* Goal
In the listing below, locate the lines that hold "this" and copy them.

• • •

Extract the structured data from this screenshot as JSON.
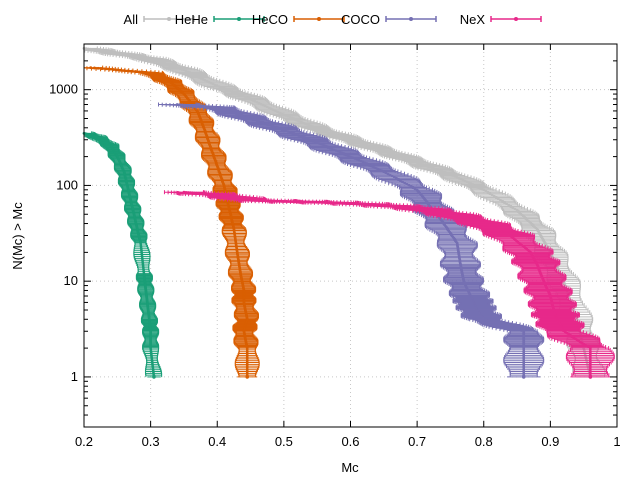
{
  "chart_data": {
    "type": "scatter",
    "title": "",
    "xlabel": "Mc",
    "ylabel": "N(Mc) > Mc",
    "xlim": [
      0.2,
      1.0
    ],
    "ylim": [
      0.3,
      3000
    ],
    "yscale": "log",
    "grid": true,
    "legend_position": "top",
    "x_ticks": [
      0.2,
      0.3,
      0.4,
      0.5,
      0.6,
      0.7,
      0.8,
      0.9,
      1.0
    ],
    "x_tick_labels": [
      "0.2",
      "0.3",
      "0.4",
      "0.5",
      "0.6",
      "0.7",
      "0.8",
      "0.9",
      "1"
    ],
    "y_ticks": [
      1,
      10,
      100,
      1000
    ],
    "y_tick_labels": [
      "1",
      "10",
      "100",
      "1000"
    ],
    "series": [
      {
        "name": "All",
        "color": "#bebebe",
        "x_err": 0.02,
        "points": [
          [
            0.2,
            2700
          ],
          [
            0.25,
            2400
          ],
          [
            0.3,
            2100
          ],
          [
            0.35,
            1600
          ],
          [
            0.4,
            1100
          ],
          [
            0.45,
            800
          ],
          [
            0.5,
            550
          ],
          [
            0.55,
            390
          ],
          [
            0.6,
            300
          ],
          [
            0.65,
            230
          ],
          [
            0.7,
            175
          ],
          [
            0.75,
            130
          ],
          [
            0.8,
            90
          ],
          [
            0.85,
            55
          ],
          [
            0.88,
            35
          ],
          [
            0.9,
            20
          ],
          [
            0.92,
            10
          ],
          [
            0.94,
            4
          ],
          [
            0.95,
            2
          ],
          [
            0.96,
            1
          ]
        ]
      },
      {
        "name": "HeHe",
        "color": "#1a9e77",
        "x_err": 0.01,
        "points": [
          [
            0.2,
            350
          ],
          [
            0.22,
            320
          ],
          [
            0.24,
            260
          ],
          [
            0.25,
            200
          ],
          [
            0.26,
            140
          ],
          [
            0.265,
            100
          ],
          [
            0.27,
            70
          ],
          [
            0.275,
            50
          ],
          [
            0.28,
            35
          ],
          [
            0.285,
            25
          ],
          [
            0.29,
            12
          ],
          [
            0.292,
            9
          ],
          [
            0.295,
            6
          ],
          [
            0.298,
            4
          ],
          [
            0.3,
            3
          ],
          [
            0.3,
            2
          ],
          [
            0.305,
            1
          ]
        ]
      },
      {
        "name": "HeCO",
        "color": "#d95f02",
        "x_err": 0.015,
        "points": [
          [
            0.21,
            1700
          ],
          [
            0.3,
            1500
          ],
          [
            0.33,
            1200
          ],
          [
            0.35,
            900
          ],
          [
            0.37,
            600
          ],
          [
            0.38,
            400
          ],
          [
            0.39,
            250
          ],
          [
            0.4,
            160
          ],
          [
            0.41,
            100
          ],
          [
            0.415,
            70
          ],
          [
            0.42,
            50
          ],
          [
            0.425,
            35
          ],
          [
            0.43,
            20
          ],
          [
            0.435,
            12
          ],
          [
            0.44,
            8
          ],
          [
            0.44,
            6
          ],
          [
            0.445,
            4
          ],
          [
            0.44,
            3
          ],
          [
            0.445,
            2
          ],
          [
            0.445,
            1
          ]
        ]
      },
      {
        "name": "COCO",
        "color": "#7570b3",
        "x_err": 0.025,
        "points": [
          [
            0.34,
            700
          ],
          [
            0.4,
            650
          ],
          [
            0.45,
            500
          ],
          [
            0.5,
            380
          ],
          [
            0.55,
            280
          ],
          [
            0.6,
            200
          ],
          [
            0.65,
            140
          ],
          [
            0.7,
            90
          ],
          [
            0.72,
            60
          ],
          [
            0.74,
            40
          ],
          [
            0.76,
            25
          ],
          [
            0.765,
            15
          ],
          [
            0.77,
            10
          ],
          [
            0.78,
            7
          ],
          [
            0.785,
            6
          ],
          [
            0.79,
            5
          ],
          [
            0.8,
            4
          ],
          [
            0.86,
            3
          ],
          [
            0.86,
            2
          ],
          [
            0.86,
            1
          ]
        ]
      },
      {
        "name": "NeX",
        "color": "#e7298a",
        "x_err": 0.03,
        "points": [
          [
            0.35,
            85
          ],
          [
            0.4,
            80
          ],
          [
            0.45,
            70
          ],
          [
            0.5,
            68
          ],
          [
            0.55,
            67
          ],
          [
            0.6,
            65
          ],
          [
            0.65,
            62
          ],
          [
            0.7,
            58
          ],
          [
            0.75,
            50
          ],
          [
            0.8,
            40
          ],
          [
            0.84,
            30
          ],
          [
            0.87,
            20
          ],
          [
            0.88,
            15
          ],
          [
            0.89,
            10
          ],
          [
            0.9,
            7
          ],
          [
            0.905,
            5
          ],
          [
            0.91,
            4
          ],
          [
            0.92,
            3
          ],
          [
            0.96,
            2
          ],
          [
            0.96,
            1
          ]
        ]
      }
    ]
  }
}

• • •

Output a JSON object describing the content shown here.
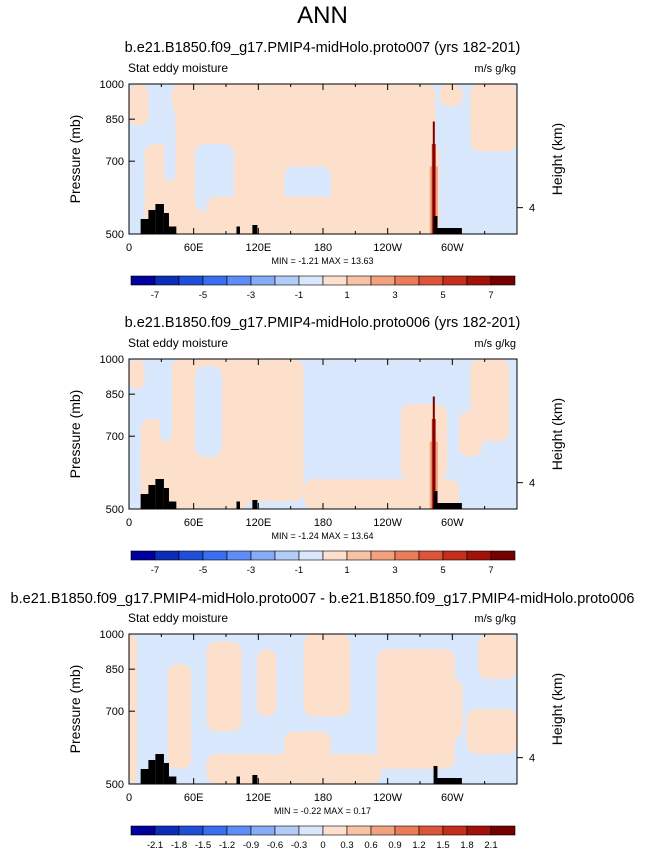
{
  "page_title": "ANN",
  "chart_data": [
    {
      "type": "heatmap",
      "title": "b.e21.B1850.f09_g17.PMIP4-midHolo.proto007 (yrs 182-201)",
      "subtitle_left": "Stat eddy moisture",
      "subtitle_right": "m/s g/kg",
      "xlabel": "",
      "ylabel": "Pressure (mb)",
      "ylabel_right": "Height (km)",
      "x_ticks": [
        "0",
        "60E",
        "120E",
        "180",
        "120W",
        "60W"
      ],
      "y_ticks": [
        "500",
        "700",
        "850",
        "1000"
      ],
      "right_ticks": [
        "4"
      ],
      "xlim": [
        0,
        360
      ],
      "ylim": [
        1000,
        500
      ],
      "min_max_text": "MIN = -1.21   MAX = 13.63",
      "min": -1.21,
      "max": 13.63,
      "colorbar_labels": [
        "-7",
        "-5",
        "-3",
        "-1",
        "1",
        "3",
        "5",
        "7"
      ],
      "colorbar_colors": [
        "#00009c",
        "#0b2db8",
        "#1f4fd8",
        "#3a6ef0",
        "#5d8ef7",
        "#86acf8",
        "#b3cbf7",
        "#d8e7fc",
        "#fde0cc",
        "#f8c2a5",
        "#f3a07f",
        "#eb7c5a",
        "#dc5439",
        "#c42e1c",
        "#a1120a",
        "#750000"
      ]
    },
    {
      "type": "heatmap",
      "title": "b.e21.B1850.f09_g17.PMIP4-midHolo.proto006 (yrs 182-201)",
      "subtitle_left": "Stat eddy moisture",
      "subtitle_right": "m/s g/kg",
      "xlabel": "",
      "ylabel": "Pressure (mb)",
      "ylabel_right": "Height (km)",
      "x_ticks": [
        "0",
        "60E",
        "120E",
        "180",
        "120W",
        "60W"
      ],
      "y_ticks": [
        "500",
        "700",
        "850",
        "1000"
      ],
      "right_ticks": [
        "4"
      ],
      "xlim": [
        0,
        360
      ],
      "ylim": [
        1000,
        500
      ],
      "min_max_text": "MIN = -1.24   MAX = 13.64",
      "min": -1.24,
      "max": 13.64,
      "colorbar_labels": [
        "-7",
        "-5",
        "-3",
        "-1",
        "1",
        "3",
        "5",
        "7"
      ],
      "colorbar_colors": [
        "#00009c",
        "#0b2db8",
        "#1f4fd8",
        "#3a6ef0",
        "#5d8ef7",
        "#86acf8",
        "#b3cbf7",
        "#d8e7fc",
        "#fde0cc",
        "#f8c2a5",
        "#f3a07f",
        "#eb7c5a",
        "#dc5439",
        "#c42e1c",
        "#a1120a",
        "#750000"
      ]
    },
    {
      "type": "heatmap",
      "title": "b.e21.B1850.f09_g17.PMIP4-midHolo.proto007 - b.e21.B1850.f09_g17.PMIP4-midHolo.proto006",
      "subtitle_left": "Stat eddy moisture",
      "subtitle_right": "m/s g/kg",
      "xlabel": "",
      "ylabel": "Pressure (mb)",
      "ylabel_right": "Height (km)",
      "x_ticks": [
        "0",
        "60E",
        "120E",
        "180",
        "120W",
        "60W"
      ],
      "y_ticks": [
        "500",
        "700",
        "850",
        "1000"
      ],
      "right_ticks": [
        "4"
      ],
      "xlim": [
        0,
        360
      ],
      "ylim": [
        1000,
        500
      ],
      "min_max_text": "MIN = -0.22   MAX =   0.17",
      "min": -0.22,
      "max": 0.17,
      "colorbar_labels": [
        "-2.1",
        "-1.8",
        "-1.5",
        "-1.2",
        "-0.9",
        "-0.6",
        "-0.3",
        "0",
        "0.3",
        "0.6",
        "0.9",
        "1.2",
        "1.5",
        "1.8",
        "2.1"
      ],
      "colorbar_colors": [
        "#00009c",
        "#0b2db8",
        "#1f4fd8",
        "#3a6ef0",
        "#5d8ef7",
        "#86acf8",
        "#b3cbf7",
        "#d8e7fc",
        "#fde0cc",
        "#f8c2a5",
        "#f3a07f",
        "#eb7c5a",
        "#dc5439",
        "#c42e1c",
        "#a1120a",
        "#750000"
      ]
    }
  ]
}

• • •

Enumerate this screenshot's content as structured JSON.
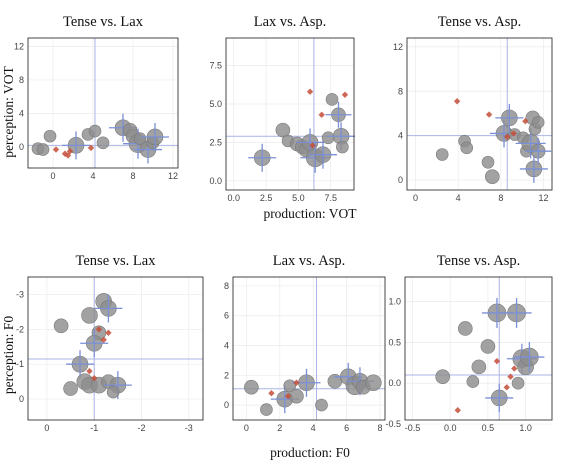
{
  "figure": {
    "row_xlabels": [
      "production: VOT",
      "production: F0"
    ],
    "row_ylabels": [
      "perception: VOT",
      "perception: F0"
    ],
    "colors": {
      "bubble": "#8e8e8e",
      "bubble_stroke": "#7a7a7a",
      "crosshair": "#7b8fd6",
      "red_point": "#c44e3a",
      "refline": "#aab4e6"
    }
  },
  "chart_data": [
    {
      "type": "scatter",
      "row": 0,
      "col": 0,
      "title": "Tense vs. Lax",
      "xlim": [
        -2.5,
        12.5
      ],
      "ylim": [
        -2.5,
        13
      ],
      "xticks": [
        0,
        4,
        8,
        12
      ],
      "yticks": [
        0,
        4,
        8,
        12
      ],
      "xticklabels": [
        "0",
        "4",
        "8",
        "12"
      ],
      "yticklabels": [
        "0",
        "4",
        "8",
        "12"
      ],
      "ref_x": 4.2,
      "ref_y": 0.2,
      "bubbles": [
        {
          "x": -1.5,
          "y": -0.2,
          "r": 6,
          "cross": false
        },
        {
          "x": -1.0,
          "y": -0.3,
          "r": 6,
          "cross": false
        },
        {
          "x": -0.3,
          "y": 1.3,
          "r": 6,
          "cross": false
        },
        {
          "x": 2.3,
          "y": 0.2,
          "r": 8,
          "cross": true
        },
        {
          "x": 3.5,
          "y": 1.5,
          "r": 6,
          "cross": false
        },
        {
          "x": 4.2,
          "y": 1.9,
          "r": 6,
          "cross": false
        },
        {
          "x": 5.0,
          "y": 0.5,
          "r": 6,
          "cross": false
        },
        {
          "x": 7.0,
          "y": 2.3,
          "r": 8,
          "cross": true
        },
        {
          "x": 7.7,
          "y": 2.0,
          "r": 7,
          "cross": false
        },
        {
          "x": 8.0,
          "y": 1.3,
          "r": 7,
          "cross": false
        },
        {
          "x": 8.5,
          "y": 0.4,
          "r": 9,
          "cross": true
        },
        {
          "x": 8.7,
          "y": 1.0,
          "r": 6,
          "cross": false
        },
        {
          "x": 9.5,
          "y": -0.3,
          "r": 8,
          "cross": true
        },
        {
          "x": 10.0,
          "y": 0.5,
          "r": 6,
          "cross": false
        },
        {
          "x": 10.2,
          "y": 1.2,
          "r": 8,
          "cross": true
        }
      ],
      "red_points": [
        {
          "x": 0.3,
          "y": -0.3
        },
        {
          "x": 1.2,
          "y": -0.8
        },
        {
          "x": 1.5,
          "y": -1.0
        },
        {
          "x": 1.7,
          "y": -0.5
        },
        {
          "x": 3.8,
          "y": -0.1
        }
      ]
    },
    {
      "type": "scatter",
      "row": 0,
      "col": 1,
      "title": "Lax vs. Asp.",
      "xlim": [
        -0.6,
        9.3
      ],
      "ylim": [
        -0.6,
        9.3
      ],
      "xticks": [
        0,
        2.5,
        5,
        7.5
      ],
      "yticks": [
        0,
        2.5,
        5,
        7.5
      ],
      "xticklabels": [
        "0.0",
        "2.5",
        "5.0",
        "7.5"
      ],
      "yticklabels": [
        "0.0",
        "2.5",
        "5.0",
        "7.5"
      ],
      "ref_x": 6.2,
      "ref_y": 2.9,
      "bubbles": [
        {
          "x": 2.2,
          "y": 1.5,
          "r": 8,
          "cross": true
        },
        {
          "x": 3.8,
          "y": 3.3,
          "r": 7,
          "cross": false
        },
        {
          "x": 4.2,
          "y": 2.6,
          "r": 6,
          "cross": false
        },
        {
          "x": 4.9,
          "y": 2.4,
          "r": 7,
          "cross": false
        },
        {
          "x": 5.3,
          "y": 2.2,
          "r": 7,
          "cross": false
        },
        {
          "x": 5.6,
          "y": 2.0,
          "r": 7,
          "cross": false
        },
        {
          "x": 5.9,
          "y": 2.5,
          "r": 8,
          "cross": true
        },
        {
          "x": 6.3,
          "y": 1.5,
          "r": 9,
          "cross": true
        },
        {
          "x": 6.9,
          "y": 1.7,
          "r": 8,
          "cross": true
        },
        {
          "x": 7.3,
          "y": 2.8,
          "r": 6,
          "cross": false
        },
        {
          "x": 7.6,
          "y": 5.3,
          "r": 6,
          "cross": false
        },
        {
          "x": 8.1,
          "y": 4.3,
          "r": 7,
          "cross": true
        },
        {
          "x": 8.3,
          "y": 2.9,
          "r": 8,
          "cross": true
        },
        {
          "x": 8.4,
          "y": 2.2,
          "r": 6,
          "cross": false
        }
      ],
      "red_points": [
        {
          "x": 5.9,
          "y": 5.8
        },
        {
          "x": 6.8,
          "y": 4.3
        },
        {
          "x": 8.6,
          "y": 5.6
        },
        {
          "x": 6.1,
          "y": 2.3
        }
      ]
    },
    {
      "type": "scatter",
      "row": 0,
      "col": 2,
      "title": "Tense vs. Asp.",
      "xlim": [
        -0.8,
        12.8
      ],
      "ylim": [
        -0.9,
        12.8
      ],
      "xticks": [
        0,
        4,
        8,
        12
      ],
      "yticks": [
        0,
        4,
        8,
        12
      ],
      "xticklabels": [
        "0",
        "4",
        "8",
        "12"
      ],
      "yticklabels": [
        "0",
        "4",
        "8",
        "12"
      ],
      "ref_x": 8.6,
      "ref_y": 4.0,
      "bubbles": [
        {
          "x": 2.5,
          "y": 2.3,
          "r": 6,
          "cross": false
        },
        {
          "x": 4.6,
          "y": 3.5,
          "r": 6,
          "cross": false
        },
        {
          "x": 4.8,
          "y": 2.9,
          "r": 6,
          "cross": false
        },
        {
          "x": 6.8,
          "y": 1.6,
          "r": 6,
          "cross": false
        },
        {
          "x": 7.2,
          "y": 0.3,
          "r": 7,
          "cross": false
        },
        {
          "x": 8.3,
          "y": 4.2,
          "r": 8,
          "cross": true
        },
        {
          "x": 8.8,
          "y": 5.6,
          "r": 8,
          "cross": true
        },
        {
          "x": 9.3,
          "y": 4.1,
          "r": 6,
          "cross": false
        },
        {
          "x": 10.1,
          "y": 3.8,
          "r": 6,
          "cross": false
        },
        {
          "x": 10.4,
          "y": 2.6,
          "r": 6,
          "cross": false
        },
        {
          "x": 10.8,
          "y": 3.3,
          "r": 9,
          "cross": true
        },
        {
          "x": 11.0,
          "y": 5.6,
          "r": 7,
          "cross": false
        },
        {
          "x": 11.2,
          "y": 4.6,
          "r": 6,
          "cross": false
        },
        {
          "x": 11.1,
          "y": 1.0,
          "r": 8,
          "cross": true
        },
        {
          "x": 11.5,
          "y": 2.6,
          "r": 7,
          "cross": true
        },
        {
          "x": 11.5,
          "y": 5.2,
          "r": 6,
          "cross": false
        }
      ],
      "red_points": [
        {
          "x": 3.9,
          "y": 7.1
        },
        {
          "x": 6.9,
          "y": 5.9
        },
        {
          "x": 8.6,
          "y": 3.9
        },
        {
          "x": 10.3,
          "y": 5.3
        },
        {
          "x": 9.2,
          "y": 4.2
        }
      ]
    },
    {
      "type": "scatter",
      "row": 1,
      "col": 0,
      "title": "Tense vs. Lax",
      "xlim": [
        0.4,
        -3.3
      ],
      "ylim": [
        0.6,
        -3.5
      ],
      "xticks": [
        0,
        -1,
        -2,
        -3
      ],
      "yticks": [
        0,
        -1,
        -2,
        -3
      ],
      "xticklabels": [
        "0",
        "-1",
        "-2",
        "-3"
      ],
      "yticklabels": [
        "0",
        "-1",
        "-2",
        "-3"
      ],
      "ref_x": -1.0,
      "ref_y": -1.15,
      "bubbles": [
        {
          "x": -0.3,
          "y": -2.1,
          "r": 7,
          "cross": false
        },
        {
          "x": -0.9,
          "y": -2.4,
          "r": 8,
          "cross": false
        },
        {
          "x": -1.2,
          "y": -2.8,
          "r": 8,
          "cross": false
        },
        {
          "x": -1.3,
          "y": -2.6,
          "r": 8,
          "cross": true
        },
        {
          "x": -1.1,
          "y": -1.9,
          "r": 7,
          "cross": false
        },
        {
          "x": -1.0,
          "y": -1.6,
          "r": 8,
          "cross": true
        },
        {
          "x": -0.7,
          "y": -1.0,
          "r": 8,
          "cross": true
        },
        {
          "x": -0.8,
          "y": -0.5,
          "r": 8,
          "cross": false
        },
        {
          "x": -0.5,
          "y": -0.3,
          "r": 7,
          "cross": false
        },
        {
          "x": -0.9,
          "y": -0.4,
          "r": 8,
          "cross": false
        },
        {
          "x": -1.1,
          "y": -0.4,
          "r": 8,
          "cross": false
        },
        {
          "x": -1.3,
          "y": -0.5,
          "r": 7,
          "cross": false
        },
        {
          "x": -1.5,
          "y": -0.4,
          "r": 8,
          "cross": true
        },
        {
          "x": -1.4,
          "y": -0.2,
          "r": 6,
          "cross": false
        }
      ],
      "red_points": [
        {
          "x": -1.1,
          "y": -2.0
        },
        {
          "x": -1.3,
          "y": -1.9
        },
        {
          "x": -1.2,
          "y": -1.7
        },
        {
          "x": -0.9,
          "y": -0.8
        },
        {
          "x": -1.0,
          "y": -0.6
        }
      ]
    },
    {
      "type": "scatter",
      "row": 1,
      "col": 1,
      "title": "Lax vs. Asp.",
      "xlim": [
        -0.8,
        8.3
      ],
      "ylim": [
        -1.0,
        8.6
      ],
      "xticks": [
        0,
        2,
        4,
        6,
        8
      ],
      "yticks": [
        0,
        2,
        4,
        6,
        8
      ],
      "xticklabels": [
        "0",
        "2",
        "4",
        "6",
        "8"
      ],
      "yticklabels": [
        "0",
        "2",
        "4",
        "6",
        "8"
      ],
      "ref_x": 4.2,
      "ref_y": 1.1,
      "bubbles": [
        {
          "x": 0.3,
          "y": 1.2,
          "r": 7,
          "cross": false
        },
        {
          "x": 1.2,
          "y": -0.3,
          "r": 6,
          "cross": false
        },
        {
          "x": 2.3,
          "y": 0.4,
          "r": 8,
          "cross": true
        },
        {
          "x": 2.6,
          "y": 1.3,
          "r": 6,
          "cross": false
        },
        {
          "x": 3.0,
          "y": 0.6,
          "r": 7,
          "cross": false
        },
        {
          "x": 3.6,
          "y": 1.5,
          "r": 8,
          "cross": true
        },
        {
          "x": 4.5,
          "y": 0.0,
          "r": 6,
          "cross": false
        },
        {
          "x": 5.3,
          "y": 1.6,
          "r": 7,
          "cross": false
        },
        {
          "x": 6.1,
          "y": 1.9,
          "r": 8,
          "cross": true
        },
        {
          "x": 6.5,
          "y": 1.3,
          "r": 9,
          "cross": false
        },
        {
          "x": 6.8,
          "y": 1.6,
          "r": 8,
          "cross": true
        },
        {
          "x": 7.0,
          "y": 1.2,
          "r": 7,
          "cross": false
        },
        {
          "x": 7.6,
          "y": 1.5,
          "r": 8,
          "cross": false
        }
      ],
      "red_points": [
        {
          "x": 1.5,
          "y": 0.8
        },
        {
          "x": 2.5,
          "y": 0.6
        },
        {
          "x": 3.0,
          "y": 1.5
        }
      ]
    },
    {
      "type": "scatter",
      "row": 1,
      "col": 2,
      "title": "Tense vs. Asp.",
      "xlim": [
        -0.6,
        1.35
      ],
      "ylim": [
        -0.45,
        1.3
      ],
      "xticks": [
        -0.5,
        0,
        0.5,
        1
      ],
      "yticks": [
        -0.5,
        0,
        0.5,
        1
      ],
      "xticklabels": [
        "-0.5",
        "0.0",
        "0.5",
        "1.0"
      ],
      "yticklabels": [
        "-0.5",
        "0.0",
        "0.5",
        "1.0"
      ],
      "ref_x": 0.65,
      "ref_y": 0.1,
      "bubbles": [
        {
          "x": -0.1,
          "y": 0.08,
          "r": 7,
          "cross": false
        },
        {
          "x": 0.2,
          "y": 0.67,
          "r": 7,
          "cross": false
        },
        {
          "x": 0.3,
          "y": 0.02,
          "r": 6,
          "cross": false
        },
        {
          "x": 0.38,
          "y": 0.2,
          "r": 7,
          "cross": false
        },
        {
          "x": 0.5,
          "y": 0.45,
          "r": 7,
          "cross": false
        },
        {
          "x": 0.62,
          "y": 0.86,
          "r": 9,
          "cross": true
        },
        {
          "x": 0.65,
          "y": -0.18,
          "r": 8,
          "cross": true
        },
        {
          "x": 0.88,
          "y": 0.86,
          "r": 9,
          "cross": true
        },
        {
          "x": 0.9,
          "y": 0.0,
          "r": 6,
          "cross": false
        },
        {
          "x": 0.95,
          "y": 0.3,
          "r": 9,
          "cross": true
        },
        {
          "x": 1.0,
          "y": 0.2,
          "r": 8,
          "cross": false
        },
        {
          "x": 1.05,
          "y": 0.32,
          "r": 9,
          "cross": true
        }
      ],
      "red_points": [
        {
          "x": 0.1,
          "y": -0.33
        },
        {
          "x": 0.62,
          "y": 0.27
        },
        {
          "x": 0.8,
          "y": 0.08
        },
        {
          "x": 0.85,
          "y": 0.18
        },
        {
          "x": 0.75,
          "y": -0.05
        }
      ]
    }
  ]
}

• • •

* Complete output
Extract the structured data from this screenshot as JSON.
Enumerate this screenshot's content as structured JSON.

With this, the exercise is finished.